━━━━━ Data lines ━━━━━

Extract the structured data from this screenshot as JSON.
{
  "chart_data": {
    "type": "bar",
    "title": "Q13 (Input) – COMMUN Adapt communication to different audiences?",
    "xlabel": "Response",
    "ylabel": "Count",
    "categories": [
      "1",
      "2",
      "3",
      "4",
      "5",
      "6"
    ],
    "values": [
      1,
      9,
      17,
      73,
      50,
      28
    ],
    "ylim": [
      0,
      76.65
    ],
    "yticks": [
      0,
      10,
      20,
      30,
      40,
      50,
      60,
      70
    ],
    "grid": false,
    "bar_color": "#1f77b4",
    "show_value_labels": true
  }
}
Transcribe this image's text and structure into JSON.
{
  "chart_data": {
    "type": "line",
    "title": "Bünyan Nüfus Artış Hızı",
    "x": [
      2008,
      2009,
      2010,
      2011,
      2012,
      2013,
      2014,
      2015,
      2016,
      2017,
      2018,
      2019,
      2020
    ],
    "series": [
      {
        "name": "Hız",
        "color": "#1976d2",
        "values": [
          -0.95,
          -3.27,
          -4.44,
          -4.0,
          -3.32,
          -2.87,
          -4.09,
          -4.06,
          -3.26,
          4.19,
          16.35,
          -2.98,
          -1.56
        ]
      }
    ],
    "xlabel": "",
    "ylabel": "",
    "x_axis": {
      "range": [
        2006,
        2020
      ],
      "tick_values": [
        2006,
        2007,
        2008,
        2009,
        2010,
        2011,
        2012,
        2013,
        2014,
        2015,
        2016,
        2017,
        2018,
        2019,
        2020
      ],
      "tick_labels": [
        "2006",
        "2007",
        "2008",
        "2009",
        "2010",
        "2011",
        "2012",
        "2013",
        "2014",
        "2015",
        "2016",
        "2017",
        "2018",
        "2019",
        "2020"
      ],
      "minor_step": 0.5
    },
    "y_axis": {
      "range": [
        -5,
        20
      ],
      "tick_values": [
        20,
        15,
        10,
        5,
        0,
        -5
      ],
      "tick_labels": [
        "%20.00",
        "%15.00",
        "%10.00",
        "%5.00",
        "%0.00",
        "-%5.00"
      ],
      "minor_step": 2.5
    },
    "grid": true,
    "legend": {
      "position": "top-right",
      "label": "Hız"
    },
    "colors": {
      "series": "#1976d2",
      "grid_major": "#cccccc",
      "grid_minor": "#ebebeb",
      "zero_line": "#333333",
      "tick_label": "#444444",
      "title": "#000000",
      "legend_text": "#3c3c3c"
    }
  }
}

━━━━━

**Challenge**
Write out the full set of records exactly as given.

**Full answer**
Extract the structured data from this screenshot as JSON.
{
  "chart_data": {
    "type": "bar",
    "title": "Q13 (Input) – COMMUN Adapt communication to different audiences?",
    "xlabel": "Response",
    "ylabel": "Count",
    "categories": [
      "1",
      "2",
      "3",
      "4",
      "5",
      "6"
    ],
    "values": [
      1,
      9,
      17,
      73,
      50,
      28
    ],
    "ylim": [
      0,
      76.65
    ],
    "yticks": [
      0,
      10,
      20,
      30,
      40,
      50,
      60,
      70
    ],
    "grid": false,
    "bar_color": "#1f77b4",
    "show_value_labels": true
  }
}
Transcribe this image's text and structure into JSON.
{
  "chart_data": {
    "type": "line",
    "title": "Bünyan Nüfus Artış Hızı",
    "x": [
      2008,
      2009,
      2010,
      2011,
      2012,
      2013,
      2014,
      2015,
      2016,
      2017,
      2018,
      2019,
      2020
    ],
    "series": [
      {
        "name": "Hız",
        "color": "#1976d2",
        "values": [
          -0.95,
          -3.27,
          -4.44,
          -4.0,
          -3.32,
          -2.87,
          -4.09,
          -4.06,
          -3.26,
          4.19,
          16.35,
          -2.98,
          -1.56
        ]
      }
    ],
    "xlabel": "",
    "ylabel": "",
    "x_axis": {
      "range": [
        2006,
        2020
      ],
      "tick_values": [
        2006,
        2007,
        2008,
        2009,
        2010,
        2011,
        2012,
        2013,
        2014,
        2015,
        2016,
        2017,
        2018,
        2019,
        2020
      ],
      "tick_labels": [
        "2006",
        "2007",
        "2008",
        "2009",
        "2010",
        "2011",
        "2012",
        "2013",
        "2014",
        "2015",
        "2016",
        "2017",
        "2018",
        "2019",
        "2020"
      ],
      "minor_step": 0.5
    },
    "y_axis": {
      "range": [
        -5,
        20
      ],
      "tick_values": [
        20,
        15,
        10,
        5,
        0,
        -5
      ],
      "tick_labels": [
        "%20.00",
        "%15.00",
        "%10.00",
        "%5.00",
        "%0.00",
        "-%5.00"
      ],
      "minor_step": 2.5
    },
    "grid": true,
    "legend": {
      "position": "top-right",
      "label": "Hız"
    },
    "colors": {
      "series": "#1976d2",
      "grid_major": "#cccccc",
      "grid_minor": "#ebebeb",
      "zero_line": "#333333",
      "tick_label": "#444444",
      "title": "#000000",
      "legend_text": "#3c3c3c"
    }
  }
}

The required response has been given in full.